(Collected data entries)
[START]
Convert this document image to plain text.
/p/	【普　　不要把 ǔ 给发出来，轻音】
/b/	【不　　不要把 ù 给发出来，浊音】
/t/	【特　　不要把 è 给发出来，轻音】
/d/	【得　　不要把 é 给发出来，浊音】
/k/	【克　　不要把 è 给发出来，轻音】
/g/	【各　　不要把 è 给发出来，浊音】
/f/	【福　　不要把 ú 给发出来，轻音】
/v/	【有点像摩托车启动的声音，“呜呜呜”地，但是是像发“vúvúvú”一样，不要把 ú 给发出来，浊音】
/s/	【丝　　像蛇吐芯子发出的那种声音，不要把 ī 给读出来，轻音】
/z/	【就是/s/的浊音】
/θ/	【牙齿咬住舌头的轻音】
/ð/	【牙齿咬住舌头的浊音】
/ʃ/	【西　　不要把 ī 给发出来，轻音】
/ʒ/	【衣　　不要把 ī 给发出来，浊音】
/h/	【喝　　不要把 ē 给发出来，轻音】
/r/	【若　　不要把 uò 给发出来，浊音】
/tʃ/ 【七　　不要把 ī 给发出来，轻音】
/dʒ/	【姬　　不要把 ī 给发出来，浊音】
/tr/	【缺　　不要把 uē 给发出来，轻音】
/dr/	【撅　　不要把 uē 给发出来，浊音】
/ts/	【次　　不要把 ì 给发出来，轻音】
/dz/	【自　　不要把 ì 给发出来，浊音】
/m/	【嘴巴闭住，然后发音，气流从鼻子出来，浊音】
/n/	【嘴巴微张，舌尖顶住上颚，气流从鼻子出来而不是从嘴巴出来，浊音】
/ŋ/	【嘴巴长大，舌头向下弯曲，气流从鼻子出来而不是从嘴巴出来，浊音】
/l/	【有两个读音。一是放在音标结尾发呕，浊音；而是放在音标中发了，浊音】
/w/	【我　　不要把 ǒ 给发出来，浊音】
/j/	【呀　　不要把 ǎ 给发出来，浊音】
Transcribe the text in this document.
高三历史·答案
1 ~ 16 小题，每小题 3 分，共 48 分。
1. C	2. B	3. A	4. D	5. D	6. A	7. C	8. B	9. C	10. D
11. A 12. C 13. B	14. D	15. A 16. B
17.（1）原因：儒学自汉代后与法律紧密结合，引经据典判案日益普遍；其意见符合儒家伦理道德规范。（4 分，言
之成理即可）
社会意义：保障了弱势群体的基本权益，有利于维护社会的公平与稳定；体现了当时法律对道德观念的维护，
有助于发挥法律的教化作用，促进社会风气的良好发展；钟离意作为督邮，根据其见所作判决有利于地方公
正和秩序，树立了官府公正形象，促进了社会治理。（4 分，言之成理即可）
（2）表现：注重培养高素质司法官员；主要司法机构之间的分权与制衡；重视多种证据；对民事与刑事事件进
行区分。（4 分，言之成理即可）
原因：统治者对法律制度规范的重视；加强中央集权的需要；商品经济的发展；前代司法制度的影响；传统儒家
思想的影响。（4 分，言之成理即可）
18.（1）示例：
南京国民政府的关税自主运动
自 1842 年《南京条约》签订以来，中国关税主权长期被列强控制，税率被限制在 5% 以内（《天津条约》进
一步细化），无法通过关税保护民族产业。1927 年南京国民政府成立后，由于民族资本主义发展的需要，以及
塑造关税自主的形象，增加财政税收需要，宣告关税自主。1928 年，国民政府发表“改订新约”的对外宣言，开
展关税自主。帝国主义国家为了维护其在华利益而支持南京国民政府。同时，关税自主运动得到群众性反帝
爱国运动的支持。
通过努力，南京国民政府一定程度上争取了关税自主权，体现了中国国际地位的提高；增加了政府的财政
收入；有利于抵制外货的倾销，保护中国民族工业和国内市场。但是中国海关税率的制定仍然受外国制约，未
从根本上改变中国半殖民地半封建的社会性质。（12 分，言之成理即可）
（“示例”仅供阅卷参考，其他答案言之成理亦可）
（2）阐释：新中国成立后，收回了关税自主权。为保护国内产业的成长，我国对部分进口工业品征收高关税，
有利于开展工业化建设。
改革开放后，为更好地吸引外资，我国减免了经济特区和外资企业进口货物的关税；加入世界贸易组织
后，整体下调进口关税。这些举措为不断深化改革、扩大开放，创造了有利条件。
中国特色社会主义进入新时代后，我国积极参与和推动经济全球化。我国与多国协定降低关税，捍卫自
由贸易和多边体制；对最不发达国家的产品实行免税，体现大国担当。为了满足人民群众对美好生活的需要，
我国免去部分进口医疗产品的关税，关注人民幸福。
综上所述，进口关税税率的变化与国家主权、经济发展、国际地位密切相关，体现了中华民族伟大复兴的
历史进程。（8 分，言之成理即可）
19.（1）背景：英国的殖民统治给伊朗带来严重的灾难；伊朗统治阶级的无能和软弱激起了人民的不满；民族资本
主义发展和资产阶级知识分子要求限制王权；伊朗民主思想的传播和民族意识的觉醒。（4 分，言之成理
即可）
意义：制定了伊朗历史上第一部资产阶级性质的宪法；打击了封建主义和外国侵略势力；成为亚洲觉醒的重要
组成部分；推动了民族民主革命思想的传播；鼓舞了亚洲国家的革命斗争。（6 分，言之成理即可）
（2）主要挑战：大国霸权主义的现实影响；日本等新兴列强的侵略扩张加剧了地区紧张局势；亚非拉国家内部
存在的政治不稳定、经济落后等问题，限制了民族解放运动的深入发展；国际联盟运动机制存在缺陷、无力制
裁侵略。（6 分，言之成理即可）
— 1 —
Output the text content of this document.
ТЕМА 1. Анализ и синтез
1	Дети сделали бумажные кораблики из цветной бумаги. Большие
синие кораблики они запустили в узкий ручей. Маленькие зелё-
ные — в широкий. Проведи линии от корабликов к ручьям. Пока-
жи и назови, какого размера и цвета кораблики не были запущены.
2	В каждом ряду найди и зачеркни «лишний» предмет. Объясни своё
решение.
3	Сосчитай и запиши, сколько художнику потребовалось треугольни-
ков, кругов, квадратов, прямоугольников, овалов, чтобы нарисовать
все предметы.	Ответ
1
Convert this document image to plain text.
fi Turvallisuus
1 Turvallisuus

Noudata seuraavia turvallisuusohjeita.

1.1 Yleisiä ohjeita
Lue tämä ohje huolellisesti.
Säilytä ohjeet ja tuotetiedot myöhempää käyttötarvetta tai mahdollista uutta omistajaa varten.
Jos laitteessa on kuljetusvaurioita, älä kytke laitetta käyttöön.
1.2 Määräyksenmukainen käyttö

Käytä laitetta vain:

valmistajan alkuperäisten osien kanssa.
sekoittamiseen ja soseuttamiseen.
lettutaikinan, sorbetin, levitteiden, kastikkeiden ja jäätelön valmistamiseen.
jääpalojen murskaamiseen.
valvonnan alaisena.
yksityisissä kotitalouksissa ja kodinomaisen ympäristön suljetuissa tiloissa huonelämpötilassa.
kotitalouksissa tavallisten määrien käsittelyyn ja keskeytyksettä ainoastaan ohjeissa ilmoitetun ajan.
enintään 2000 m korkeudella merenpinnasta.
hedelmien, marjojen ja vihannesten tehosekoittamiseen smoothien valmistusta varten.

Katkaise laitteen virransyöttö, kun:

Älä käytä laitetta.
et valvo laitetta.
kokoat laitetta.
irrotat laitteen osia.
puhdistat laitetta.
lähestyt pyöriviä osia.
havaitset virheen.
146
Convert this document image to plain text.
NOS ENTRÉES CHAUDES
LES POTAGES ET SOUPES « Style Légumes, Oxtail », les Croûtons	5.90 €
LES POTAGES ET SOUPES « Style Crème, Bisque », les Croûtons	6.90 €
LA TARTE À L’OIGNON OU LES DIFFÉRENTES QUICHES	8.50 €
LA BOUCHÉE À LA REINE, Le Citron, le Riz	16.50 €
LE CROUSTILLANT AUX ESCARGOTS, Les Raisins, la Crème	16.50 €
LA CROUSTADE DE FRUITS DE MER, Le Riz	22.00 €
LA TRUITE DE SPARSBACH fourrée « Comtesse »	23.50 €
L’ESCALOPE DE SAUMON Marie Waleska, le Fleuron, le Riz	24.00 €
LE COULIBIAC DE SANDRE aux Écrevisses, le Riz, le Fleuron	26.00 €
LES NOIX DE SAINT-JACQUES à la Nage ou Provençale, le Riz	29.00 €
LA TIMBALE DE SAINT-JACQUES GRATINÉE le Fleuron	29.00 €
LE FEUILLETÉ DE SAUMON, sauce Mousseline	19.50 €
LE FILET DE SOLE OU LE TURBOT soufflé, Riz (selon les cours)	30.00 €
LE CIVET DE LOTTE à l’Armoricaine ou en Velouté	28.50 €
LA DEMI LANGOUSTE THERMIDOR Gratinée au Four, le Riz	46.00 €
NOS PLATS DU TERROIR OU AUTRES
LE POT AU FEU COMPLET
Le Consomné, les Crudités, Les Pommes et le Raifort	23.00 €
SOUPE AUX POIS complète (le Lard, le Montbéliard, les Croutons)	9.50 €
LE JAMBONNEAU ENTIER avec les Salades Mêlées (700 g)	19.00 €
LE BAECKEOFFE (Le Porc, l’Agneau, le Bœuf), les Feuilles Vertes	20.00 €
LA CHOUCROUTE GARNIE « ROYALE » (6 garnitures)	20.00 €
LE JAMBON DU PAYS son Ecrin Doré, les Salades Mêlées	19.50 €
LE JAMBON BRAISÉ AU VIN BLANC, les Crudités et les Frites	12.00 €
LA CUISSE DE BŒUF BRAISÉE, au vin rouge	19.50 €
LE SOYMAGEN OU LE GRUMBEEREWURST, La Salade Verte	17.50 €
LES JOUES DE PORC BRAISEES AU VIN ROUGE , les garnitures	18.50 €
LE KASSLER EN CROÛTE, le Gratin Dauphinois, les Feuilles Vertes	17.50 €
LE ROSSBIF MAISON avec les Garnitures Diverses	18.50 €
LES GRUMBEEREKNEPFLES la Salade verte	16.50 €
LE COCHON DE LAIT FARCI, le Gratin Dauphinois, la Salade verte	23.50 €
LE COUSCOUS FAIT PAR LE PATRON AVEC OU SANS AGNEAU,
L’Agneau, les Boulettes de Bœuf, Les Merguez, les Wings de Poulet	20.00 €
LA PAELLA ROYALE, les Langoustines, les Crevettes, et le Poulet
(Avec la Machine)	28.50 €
[END]
GIVEN TASK: Go through the records and gather the lines that hold "varten".

SOLUTION FOR THIS TASK:
Säilytä ohjeet ja tuotetiedot myöhempää käyttötarvetta tai mahdollista uutta omistajaa varten.
hedelmien, marjojen ja vihannesten tehosekoittamiseen smoothien valmistusta varten.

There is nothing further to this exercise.